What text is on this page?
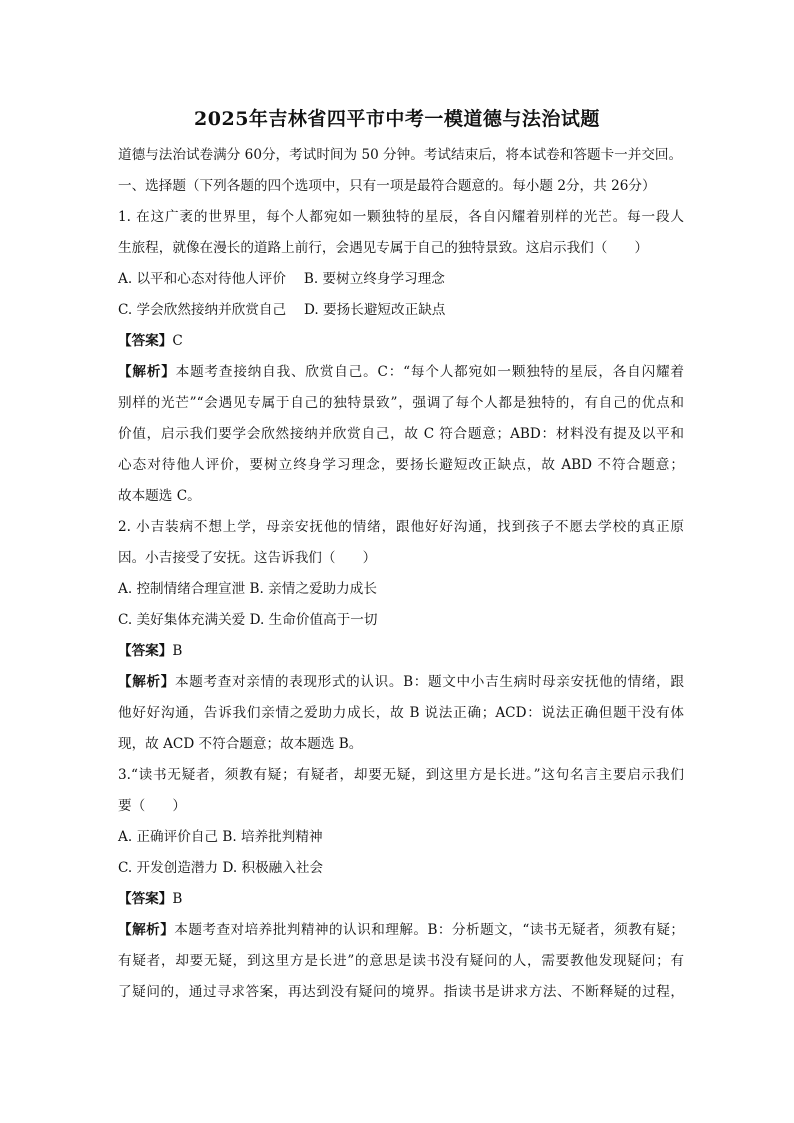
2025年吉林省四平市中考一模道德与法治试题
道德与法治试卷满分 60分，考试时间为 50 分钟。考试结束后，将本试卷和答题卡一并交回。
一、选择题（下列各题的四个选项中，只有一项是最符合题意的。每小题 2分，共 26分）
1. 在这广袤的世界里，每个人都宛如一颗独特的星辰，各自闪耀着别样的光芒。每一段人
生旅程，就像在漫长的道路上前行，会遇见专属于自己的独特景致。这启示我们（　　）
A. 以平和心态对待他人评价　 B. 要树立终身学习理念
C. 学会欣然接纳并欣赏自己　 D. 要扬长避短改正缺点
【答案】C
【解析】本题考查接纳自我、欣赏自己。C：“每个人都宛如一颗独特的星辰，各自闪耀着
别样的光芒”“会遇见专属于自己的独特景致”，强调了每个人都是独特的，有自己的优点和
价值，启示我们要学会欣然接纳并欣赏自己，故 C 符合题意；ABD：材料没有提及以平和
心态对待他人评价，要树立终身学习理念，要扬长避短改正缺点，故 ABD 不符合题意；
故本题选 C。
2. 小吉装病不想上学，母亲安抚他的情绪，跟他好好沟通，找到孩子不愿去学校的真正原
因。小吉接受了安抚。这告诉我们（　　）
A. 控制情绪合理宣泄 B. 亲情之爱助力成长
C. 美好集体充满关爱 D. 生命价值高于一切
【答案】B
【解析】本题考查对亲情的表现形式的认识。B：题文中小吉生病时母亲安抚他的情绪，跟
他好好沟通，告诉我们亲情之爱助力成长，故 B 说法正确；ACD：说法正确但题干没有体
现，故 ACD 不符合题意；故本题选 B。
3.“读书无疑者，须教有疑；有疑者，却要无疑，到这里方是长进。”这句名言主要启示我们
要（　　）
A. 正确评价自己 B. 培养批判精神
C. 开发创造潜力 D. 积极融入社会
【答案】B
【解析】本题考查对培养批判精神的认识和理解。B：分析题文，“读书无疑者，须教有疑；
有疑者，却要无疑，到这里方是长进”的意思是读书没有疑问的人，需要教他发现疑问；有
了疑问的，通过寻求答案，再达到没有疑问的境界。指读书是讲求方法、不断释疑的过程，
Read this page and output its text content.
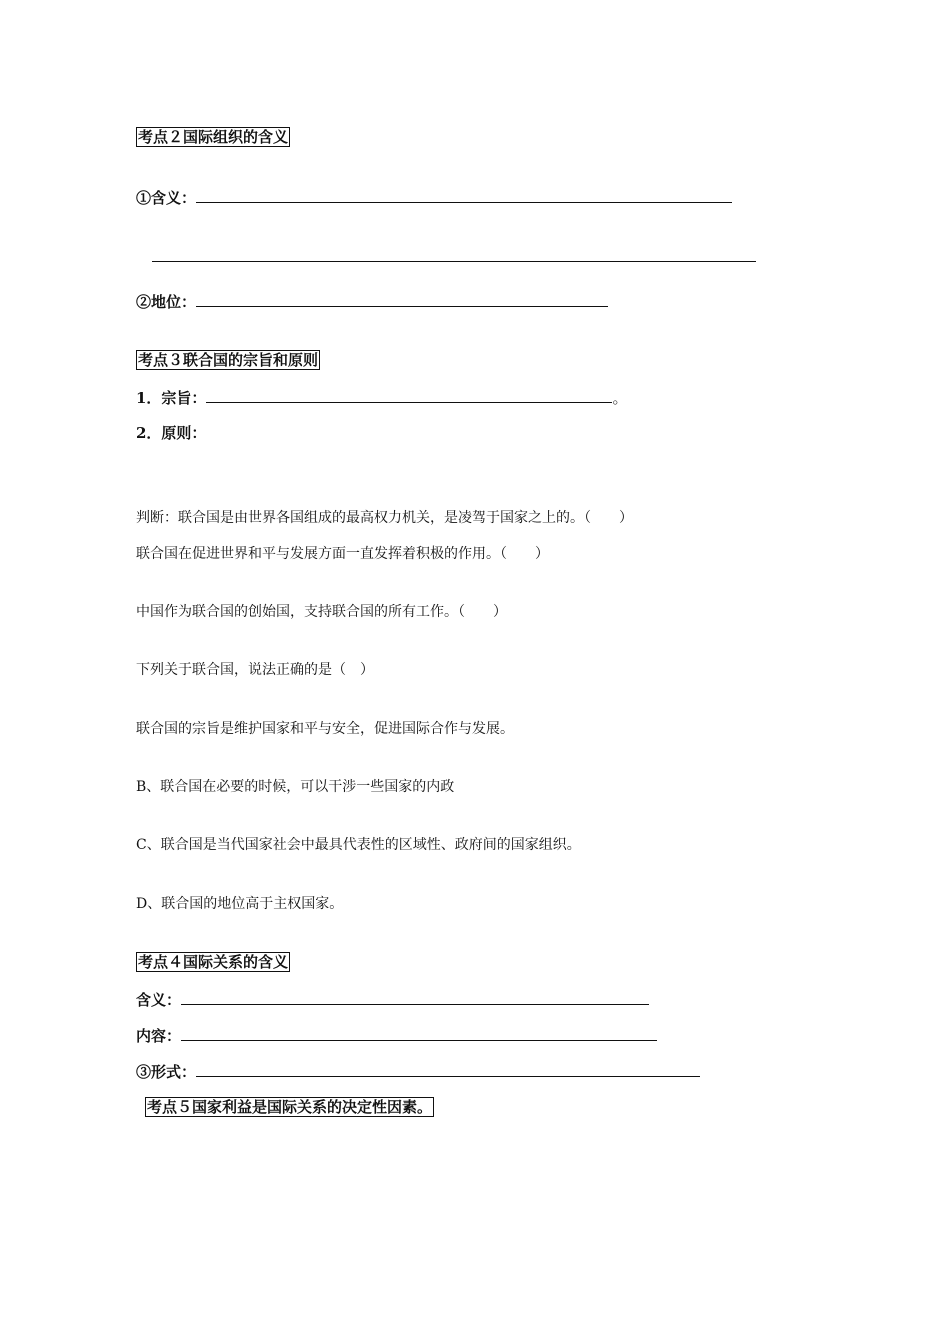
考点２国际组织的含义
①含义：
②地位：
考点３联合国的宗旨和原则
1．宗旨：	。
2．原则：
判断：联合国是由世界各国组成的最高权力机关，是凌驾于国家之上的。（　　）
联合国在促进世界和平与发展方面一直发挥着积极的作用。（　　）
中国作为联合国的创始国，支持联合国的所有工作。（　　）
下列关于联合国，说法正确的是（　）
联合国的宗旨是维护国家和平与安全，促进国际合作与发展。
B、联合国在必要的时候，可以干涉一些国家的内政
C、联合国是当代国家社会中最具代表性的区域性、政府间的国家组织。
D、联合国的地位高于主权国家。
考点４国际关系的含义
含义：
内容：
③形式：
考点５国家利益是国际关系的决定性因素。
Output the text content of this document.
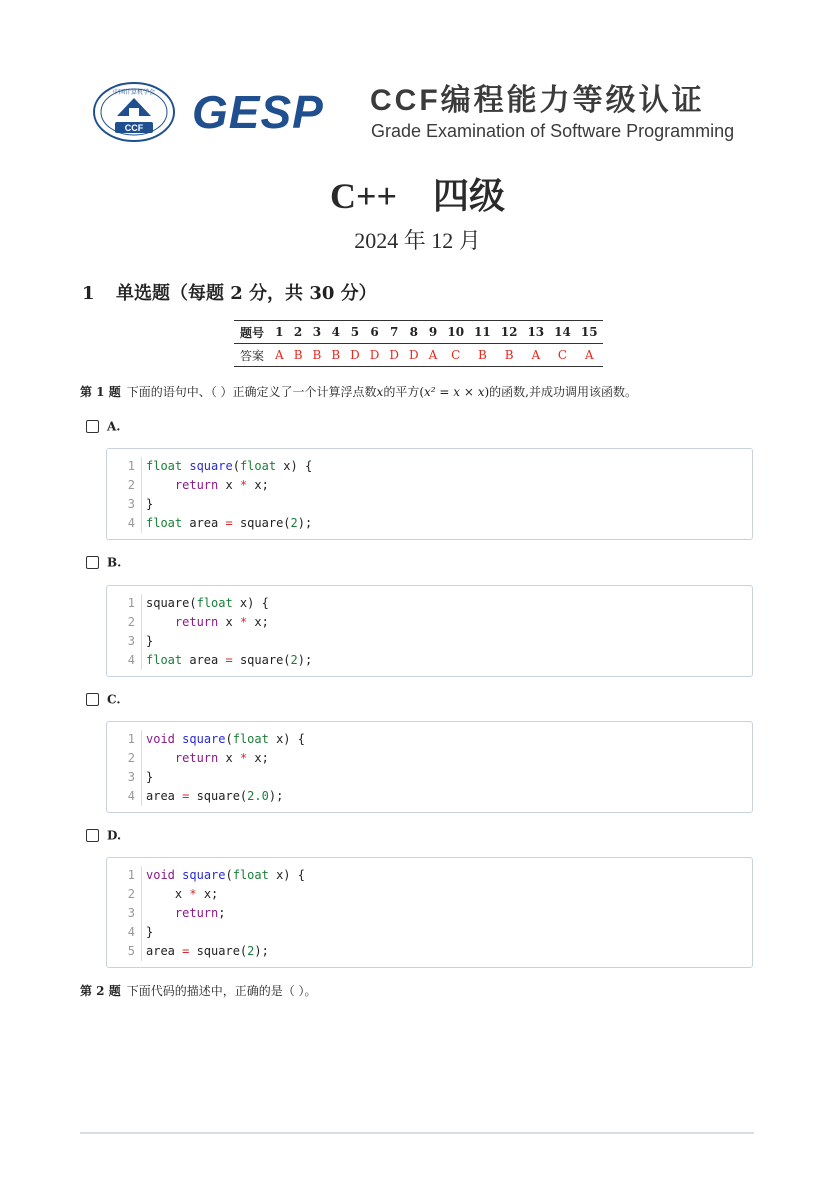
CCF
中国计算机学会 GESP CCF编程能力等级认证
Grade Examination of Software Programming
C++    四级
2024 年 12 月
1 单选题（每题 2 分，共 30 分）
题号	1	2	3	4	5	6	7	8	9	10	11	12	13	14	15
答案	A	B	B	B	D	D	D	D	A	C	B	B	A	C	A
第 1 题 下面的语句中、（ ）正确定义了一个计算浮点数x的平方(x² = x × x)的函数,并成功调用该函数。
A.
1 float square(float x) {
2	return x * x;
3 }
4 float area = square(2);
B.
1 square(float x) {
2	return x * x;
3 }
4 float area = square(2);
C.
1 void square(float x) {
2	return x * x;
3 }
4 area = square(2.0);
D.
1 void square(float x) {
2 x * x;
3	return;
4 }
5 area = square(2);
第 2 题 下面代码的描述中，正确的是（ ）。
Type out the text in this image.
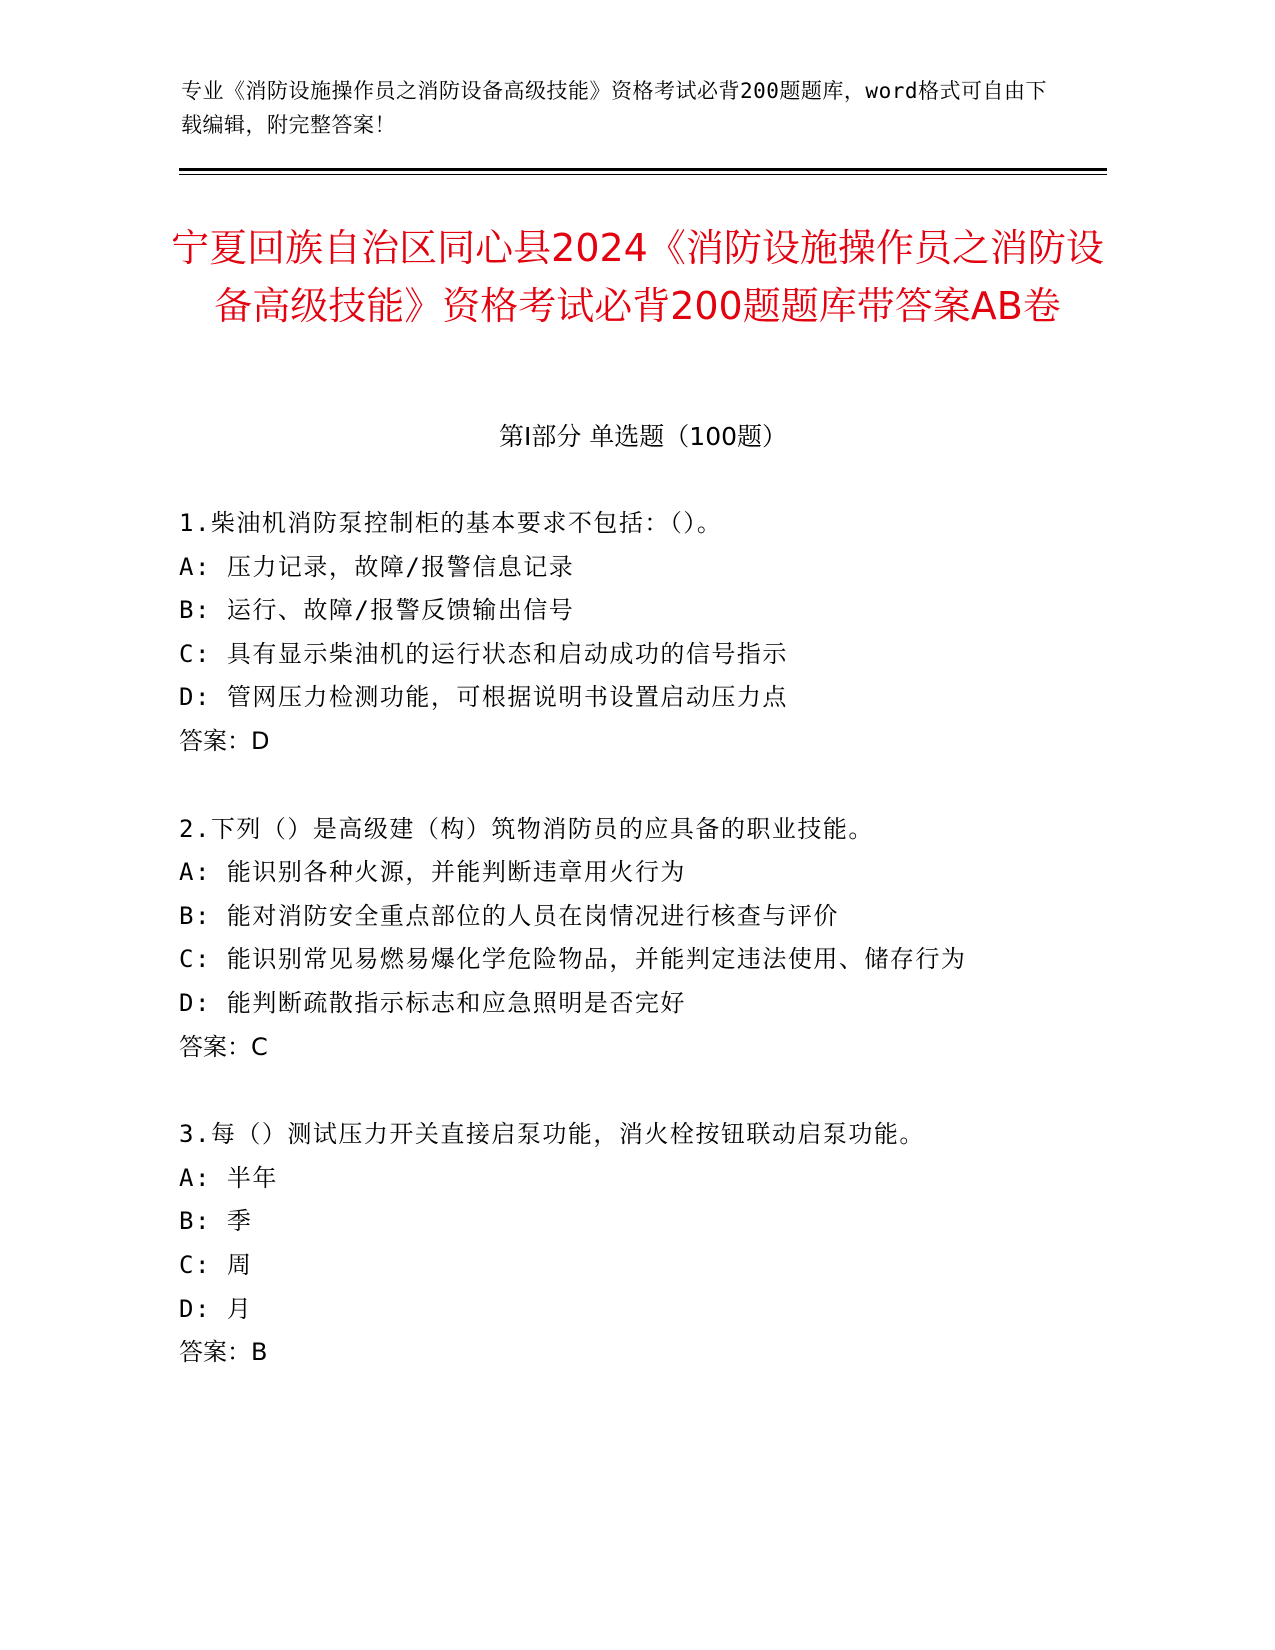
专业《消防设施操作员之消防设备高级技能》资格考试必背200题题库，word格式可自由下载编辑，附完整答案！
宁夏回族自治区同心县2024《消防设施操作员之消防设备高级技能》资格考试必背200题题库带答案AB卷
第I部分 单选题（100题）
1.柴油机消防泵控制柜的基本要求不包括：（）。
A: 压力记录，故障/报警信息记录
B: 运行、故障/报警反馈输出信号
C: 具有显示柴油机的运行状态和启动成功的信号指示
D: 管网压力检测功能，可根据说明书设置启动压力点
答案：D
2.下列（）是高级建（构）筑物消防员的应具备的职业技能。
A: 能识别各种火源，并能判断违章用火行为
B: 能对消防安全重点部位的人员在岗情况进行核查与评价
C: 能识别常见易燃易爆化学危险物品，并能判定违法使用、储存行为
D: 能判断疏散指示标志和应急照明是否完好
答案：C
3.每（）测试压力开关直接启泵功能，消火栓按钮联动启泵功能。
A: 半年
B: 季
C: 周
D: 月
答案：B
▬▬▬
## Written task:
Find the string "读书无疑者" in the entries above and return each line that holds it.

## Solved exercise:
3.“读书无疑者，须教有疑；有疑者，却要无疑，到这里方是长进。”这句名言主要启示我们
【解析】本题考查对培养批判精神的认识和理解。B：分析题文，“读书无疑者，须教有疑；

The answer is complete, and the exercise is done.